### Given request
Everything in the data should be repeated exactly, save for the images.
[START]
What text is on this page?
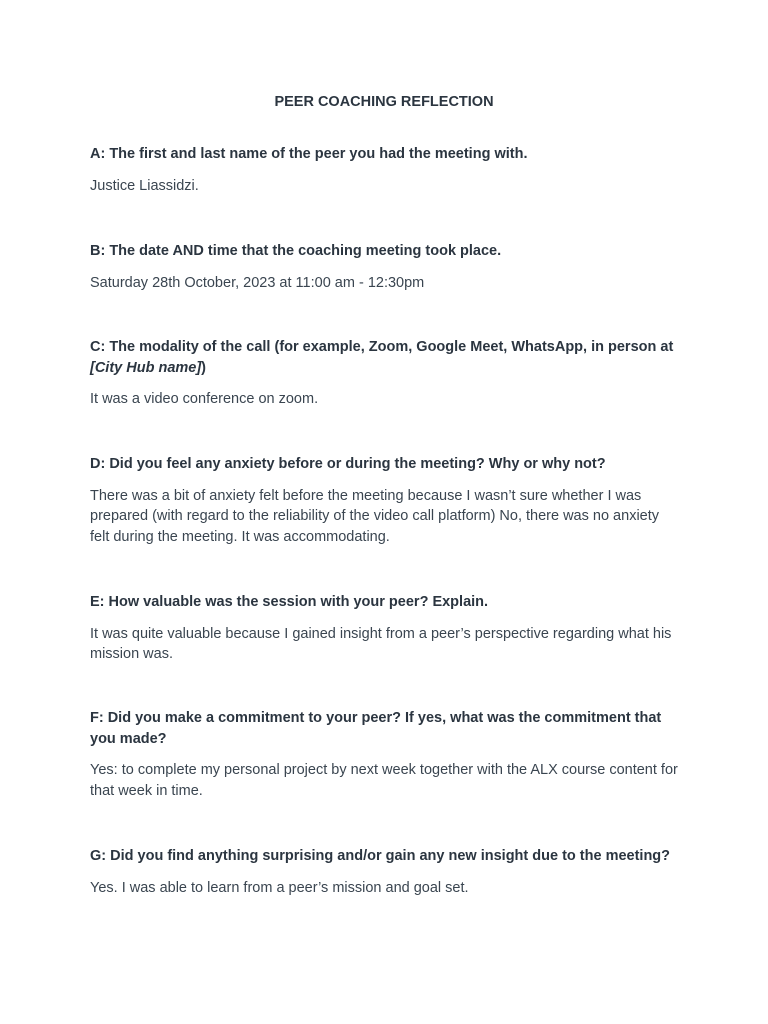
PEER COACHING REFLECTION

A: The first and last name of the peer you had the meeting with.

Justice Liassidzi.

B: The date AND time that the coaching meeting took place.

Saturday 28th October, 2023 at 11:00 am - 12:30pm

C: The modality of the call (for example, Zoom, Google Meet, WhatsApp, in person at [City Hub name])

It was a video conference on zoom.

D: Did you feel any anxiety before or during the meeting? Why or why not?

There was a bit of anxiety felt before the meeting because I wasn’t sure whether I was prepared (with regard to the reliability of the video call platform) No, there was no anxiety felt during the meeting. It was accommodating.

E: How valuable was the session with your peer? Explain.

It was quite valuable because I gained insight from a peer’s perspective regarding what his mission was.

F: Did you make a commitment to your peer? If yes, what was the commitment that you made?

Yes: to complete my personal project by next week together with the ALX course content for that week in time.

G: Did you find anything surprising and/or gain any new insight due to the meeting?

Yes. I was able to learn from a peer’s mission and goal set.
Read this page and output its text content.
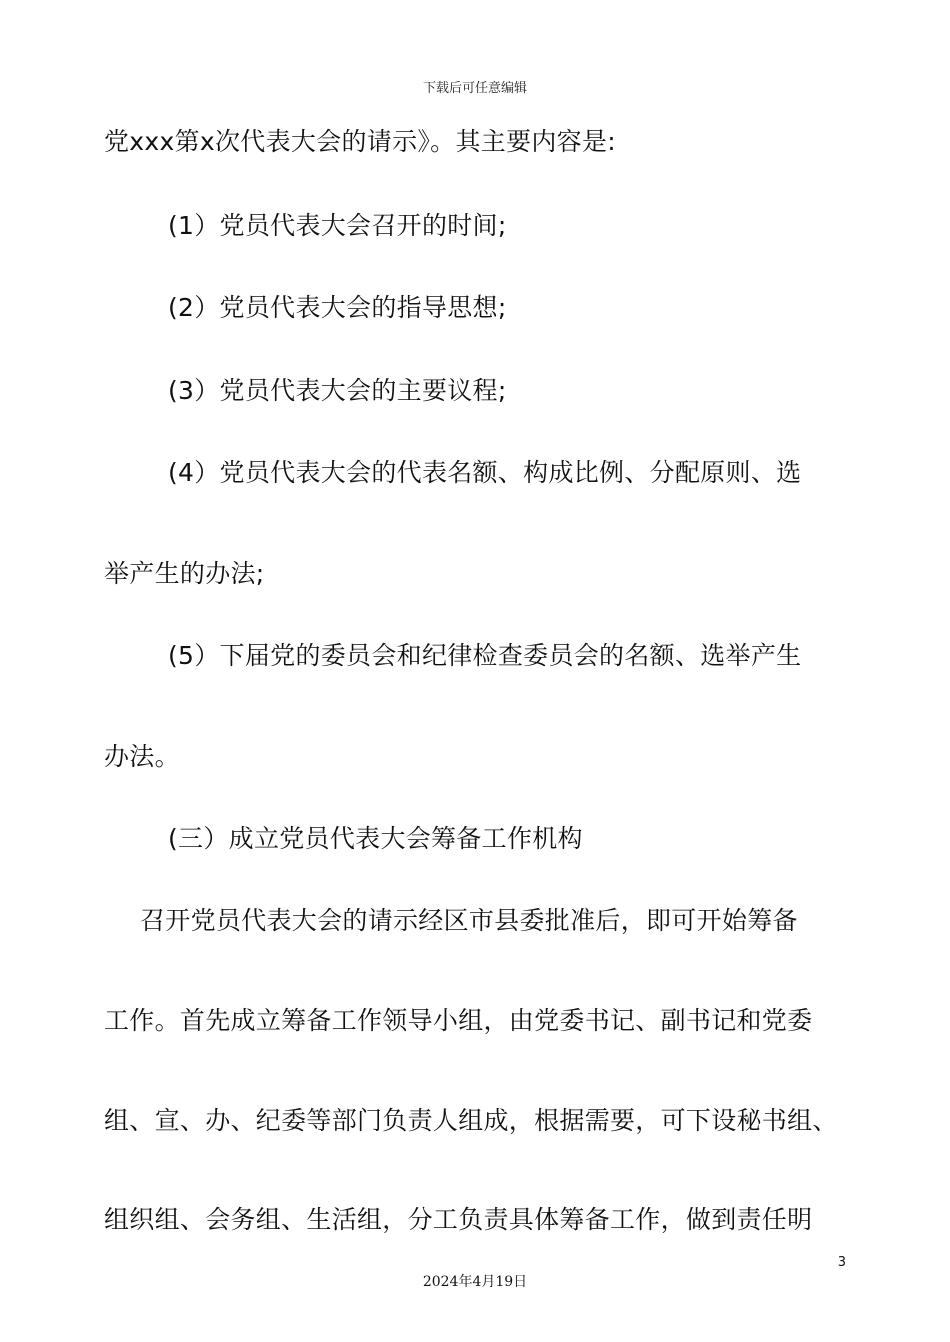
下载后可任意编辑
党xxx第x次代表大会的请示》。其主要内容是:
(1）党员代表大会召开的时间;
(2）党员代表大会的指导思想;
(3）党员代表大会的主要议程;
(4）党员代表大会的代表名额、构成比例、分配原则、选
举产生的办法;
(5）下届党的委员会和纪律检查委员会的名额、选举产生
办法。
(三）成立党员代表大会筹备工作机构
召开党员代表大会的请示经区市县委批准后，即可开始筹备
工作。首先成立筹备工作领导小组，由党委书记、副书记和党委
组、宣、办、纪委等部门负责人组成，根据需要，可下设秘书组、
组织组、会务组、生活组，分工负责具体筹备工作，做到责任明
3
2024年4月19日
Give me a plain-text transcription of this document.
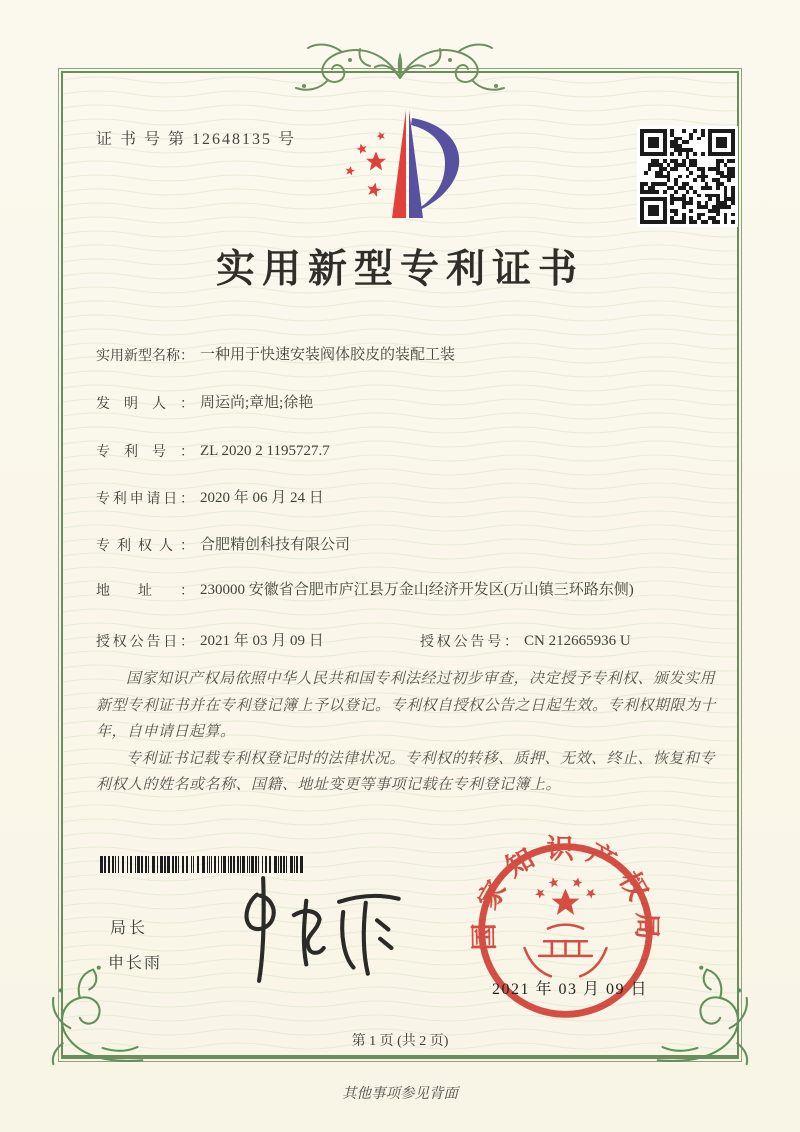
证 书 号 第 12648135 号
实用新型专利证书
实用新型名称： 一种用于快速安装阀体胶皮的装配工装
发明人： 周运尚;章旭;徐艳
专利号： ZL 2020 2 1195727.7
专利申请日： 2020 年 06 月 24 日
专利权人： 合肥精创科技有限公司
地址： 230000 安徽省合肥市庐江县万金山经济开发区(万山镇三环路东侧)
授权公告日： 2021 年 03 月 09 日	授权公告号： CN 212665936 U

国家知识产权局依照中华人民共和国专利法经过初步审查，决定授予专利权、颁发实用新型专利证书并在专利登记簿上予以登记。专利权自授权公告之日起生效。专利权期限为十年，自申请日起算。

专利证书记载专利权登记时的法律状况。专利权的转移、质押、无效、终止、恢复和专利权人的姓名或名称、国籍、地址变更等事项记载在专利登记簿上。

局长
申长雨
国家知识产权局
2021 年 03 月 09 日
第 1 页 (共 2 页)
其他事项参见背面
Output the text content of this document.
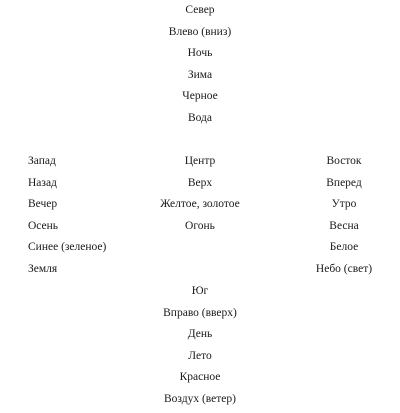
Север
Влево (вниз)
Ночь
Зима
Черное
Вода
Запад
Назад
Вечер
Осень
Синее (зеленое)
Земля
Центр
Верх
Желтое, золотое
Огонь
Восток
Вперед
Утро
Весна
Белое
Небо (свет)
Юг
Вправо (вверх)
День
Лето
Красное
Воздух (ветер)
[END]
### Written answer
What text is on this page?
PEER COACHING REFLECTION

A: The first and last name of the peer you had the meeting with.

Justice Liassidzi.

B: The date AND time that the coaching meeting took place.

Saturday 28th October, 2023 at 11:00 am - 12:30pm

C: The modality of the call (for example, Zoom, Google Meet, WhatsApp, in person at [City Hub name])

It was a video conference on zoom.

D: Did you feel any anxiety before or during the meeting? Why or why not?

There was a bit of anxiety felt before the meeting because I wasn’t sure whether I was prepared (with regard to the reliability of the video call platform) No, there was no anxiety felt during the meeting. It was accommodating.

E: How valuable was the session with your peer? Explain.

It was quite valuable because I gained insight from a peer’s perspective regarding what his mission was.

F: Did you make a commitment to your peer? If yes, what was the commitment that you made?

Yes: to complete my personal project by next week together with the ALX course content for that week in time.

G: Did you find anything surprising and/or gain any new insight due to the meeting?

Yes. I was able to learn from a peer’s mission and goal set.
Read this page and output its text content.
下载后可任意编辑
党xxx第x次代表大会的请示》。其主要内容是:
(1）党员代表大会召开的时间;
(2）党员代表大会的指导思想;
(3）党员代表大会的主要议程;
(4）党员代表大会的代表名额、构成比例、分配原则、选
举产生的办法;
(5）下届党的委员会和纪律检查委员会的名额、选举产生
办法。
(三）成立党员代表大会筹备工作机构
召开党员代表大会的请示经区市县委批准后，即可开始筹备
工作。首先成立筹备工作领导小组，由党委书记、副书记和党委
组、宣、办、纪委等部门负责人组成，根据需要，可下设秘书组、
组织组、会务组、生活组，分工负责具体筹备工作，做到责任明
3
2024年4月19日
Give me a plain-text transcription of this document.
证 书 号 第 12648135 号
实用新型专利证书
实用新型名称： 一种用于快速安装阀体胶皮的装配工装
发明人： 周运尚;章旭;徐艳
专利号： ZL 2020 2 1195727.7
专利申请日： 2020 年 06 月 24 日
专利权人： 合肥精创科技有限公司
地址： 230000 安徽省合肥市庐江县万金山经济开发区(万山镇三环路东侧)
授权公告日： 2021 年 03 月 09 日	授权公告号： CN 212665936 U

国家知识产权局依照中华人民共和国专利法经过初步审查，决定授予专利权、颁发实用新型专利证书并在专利登记簿上予以登记。专利权自授权公告之日起生效。专利权期限为十年，自申请日起算。

专利证书记载专利权登记时的法律状况。专利权的转移、质押、无效、终止、恢复和专利权人的姓名或名称、国籍、地址变更等事项记载在专利登记簿上。

局长
申长雨
国家知识产权局
2021 年 03 月 09 日
第 1 页 (共 2 页)
其他事项参见背面
Output the text content of this document.
Север
Влево (вниз)
Ночь
Зима
Черное
Вода
Запад
Назад
Вечер
Осень
Синее (зеленое)
Земля
Центр
Верх
Желтое, золотое
Огонь
Восток
Вперед
Утро
Весна
Белое
Небо (свет)
Юг
Вправо (вверх)
День
Лето
Красное
Воздух (ветер)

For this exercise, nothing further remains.